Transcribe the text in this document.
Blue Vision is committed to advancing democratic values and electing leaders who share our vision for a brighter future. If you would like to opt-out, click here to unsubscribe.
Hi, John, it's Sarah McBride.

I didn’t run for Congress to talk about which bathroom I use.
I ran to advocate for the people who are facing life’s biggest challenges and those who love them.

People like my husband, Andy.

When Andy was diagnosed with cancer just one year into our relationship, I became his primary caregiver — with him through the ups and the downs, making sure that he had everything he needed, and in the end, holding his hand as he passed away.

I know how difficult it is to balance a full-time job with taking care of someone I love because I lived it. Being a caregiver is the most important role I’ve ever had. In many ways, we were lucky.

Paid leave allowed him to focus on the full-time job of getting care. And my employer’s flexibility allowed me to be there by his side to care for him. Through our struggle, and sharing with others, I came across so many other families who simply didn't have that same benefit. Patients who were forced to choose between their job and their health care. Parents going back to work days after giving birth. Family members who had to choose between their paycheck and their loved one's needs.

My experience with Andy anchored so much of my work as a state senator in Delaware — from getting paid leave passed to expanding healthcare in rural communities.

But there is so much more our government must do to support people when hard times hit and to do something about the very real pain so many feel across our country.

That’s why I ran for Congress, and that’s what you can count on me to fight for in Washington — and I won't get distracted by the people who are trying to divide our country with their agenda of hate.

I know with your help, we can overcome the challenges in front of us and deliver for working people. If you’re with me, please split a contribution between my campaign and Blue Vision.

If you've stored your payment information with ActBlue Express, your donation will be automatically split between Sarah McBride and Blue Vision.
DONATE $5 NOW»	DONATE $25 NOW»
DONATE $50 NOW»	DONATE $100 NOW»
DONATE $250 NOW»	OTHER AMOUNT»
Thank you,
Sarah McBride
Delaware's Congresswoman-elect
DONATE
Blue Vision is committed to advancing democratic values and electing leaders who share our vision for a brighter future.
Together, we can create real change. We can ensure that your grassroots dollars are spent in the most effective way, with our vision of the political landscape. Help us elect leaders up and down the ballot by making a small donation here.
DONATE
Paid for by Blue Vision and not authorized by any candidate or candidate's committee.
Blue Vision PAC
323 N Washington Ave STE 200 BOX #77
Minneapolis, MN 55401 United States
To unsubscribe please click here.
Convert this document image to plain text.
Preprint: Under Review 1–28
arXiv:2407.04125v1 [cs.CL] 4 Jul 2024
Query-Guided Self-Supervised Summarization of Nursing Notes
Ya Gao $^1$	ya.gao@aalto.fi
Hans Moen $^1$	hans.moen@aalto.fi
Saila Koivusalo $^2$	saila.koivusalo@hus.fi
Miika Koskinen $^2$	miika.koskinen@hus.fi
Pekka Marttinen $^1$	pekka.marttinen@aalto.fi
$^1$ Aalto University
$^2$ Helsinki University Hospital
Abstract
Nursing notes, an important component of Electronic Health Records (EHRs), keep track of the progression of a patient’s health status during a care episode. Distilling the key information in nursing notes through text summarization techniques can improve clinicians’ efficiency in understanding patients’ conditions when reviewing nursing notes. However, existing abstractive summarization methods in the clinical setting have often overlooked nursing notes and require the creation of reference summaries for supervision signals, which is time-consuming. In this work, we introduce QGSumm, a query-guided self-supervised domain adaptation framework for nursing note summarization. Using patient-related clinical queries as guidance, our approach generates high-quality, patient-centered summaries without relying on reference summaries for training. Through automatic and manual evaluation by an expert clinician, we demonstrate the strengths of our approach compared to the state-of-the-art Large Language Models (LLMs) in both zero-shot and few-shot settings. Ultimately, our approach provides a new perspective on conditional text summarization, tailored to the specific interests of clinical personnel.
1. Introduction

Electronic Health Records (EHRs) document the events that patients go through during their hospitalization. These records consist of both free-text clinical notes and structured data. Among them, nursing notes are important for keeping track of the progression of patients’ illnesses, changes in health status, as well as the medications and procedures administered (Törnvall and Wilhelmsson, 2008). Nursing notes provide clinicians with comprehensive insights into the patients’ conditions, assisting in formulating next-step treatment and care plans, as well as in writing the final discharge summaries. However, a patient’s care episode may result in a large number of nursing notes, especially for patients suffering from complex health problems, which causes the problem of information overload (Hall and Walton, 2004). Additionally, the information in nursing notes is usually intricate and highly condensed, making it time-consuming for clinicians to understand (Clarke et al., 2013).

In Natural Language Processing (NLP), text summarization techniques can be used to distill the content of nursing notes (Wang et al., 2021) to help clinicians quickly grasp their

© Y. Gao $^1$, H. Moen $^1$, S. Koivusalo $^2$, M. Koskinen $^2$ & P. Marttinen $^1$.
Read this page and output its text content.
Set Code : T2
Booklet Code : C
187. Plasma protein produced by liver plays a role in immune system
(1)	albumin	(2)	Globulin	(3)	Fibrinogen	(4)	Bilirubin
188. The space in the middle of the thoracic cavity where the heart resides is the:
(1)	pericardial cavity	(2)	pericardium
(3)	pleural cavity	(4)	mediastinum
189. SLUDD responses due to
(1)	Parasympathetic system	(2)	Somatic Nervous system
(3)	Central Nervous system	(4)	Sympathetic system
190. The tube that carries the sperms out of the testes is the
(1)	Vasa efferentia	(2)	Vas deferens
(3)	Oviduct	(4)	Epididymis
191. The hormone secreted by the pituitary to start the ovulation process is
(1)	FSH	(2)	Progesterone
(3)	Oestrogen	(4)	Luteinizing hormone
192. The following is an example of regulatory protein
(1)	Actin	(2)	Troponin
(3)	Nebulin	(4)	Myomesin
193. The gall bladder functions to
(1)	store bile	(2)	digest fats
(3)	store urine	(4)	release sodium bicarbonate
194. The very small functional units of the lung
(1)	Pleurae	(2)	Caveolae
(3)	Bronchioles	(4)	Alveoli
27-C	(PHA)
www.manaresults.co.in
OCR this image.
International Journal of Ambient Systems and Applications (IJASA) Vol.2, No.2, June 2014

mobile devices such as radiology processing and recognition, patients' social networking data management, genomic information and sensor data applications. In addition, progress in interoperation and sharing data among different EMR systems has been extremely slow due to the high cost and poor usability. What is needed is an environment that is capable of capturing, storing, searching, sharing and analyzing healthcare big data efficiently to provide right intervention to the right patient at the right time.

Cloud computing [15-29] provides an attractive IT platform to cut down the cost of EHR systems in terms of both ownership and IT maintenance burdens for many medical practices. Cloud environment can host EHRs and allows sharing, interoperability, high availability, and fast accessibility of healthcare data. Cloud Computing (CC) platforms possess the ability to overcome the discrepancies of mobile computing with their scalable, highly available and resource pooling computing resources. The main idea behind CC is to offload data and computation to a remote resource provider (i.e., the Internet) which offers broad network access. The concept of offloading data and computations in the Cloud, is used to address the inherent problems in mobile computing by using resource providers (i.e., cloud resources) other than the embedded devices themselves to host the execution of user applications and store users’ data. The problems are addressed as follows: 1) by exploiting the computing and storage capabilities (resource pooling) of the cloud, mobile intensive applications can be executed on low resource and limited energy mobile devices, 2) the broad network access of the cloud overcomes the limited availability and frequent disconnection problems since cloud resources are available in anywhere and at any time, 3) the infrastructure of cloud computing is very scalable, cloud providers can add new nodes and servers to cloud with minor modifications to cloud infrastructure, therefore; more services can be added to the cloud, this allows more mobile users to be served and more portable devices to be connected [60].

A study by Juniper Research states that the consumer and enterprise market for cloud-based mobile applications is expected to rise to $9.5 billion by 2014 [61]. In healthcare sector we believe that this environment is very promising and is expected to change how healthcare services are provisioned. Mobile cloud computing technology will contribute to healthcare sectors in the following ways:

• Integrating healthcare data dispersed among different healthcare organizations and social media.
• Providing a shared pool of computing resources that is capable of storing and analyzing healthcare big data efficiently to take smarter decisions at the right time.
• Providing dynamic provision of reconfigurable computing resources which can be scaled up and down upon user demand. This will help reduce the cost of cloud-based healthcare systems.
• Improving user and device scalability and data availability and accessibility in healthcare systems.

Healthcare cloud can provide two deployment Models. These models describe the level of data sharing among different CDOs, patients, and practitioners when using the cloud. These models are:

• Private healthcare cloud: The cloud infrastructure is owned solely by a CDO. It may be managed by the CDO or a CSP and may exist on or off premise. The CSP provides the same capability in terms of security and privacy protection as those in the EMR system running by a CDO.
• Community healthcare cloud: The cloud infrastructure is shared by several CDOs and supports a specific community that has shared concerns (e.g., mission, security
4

· · · · · · ·

• **Activity**:
Every line above that holds the word "DONATE" is to be found and copied.

• **Solved exercise**:
DONATE $5 NOW»	DONATE $25 NOW»
DONATE $50 NOW»	DONATE $100 NOW»
DONATE $250 NOW»	OTHER AMOUNT»
DONATE
DONATE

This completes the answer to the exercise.